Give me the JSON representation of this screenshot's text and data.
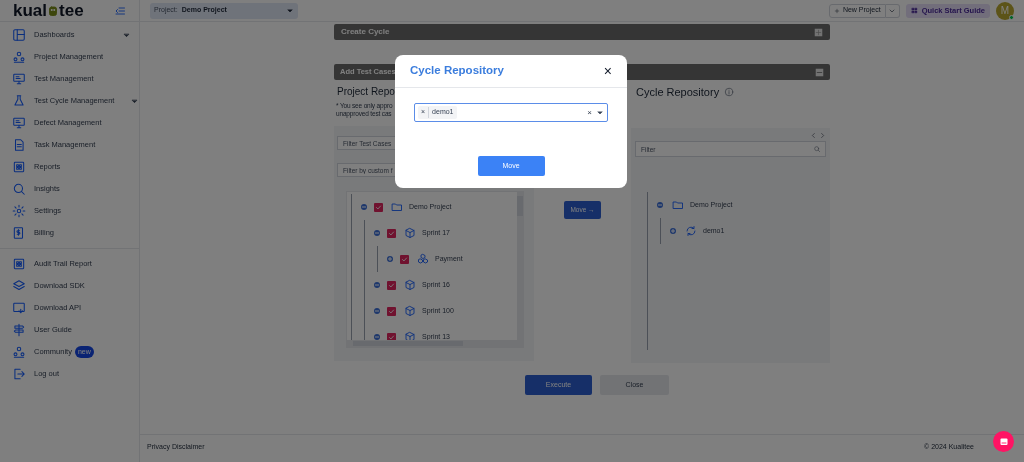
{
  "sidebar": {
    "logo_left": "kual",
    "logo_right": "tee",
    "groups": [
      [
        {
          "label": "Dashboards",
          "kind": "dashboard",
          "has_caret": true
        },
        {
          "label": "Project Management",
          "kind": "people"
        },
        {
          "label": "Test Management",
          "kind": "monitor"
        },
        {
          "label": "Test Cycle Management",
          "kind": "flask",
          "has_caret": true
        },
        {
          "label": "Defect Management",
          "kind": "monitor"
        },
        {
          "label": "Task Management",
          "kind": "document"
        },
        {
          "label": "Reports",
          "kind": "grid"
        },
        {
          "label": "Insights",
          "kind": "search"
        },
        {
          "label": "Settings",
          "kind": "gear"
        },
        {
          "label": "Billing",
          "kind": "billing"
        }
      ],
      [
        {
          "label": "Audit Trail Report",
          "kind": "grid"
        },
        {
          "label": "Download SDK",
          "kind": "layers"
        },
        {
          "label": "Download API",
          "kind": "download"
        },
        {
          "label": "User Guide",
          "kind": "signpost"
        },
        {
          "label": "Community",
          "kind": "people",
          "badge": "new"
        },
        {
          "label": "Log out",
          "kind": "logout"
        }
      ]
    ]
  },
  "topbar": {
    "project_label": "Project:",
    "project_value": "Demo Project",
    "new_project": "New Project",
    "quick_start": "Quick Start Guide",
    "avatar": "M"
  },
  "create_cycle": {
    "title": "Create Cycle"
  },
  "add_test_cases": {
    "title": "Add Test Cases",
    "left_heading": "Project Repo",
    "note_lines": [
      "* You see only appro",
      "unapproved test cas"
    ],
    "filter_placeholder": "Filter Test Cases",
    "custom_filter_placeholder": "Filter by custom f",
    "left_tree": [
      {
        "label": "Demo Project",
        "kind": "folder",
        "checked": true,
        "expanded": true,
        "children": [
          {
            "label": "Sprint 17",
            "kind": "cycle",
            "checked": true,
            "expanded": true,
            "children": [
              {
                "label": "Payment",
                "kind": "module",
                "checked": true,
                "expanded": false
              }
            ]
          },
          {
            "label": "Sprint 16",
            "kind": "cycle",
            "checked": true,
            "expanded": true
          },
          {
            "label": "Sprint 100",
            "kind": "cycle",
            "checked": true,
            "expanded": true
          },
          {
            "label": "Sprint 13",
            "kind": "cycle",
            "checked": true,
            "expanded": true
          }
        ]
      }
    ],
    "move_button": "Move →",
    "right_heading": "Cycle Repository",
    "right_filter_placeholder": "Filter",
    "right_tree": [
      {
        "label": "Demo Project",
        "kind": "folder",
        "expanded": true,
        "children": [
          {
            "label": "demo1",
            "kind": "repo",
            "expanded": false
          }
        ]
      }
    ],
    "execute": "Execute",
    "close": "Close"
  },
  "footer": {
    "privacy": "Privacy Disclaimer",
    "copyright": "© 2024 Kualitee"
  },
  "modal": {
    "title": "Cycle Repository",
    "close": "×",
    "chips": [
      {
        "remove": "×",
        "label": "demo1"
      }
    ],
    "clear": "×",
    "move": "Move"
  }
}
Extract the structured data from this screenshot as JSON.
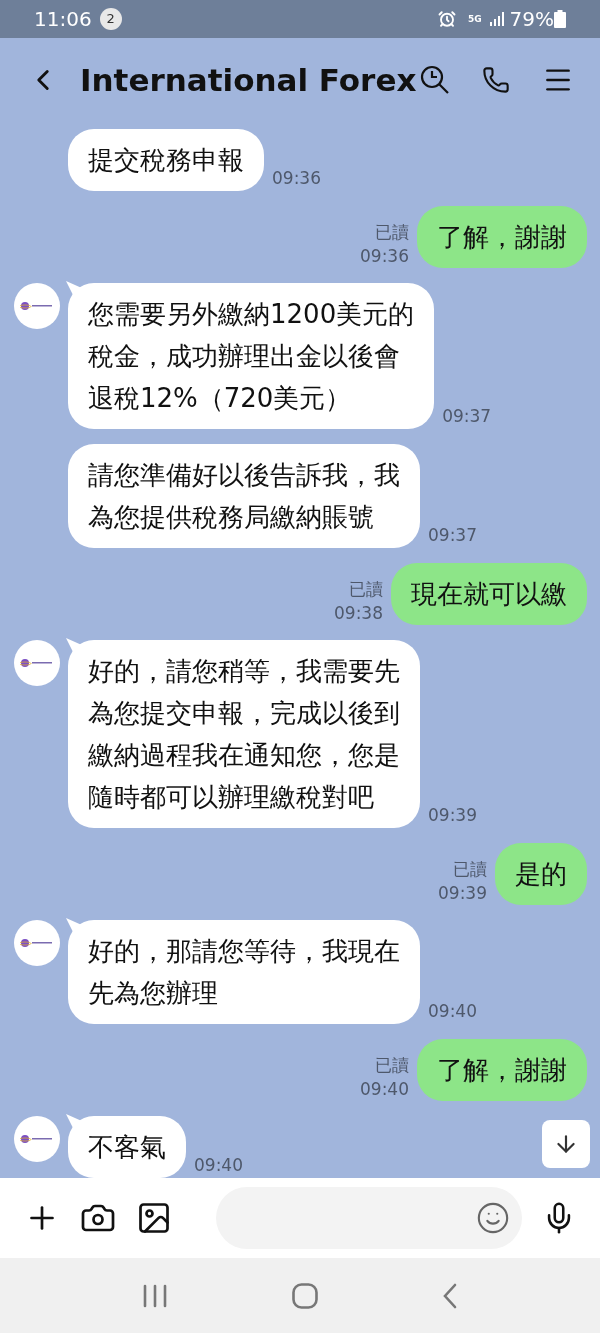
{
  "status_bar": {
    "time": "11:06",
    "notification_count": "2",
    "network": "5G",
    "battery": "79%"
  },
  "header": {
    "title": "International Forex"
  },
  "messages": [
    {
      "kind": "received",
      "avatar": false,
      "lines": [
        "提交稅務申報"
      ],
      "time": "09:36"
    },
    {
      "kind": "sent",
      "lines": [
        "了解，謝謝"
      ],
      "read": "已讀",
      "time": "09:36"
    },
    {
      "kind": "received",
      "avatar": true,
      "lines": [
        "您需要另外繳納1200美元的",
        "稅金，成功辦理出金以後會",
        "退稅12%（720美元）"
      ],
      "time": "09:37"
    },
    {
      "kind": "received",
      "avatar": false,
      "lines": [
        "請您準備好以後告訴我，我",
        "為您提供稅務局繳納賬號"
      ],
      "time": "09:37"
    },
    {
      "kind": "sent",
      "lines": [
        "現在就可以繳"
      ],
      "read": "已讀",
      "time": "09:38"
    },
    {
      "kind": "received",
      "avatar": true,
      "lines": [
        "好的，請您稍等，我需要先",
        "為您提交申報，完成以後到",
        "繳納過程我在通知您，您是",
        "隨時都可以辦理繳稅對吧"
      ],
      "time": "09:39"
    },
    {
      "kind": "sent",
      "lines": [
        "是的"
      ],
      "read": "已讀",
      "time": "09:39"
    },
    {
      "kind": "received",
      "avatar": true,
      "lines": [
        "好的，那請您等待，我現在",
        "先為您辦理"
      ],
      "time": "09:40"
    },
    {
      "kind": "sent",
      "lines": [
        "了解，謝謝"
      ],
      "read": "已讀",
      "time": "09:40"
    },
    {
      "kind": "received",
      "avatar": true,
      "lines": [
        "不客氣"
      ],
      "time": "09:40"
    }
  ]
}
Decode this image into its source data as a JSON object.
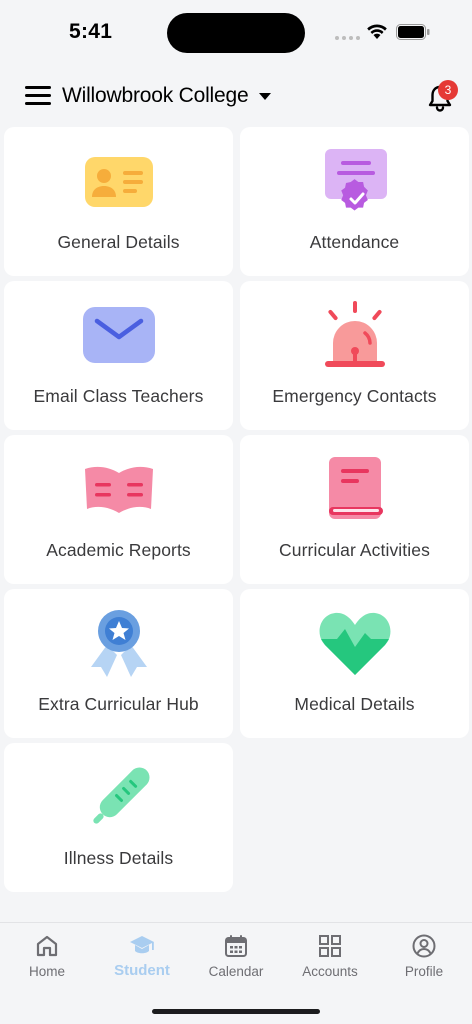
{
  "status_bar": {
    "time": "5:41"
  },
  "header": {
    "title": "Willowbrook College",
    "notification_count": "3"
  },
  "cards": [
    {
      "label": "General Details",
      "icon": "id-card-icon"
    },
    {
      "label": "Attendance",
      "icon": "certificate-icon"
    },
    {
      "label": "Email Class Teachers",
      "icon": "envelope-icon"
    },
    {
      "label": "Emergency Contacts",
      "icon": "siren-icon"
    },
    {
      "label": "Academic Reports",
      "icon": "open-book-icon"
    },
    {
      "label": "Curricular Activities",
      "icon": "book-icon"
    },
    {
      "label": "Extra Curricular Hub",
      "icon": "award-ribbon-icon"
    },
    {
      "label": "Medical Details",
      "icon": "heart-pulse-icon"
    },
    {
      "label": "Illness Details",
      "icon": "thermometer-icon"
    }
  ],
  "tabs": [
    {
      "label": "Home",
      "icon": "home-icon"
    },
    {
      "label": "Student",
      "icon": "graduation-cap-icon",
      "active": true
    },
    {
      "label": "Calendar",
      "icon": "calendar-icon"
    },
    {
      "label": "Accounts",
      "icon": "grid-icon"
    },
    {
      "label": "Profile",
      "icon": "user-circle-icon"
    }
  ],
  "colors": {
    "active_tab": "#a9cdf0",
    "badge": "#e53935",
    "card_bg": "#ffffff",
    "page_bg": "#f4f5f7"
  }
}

○ ○ ○

(TASK DESCRIPTION):
Copy out each line of the records that holds the string "Sprint".

(RESPONSE FOR THIS EXERCISE):
            "label": "Sprint 17",
            "label": "Sprint 16",
            "label": "Sprint 100",
            "label": "Sprint 13",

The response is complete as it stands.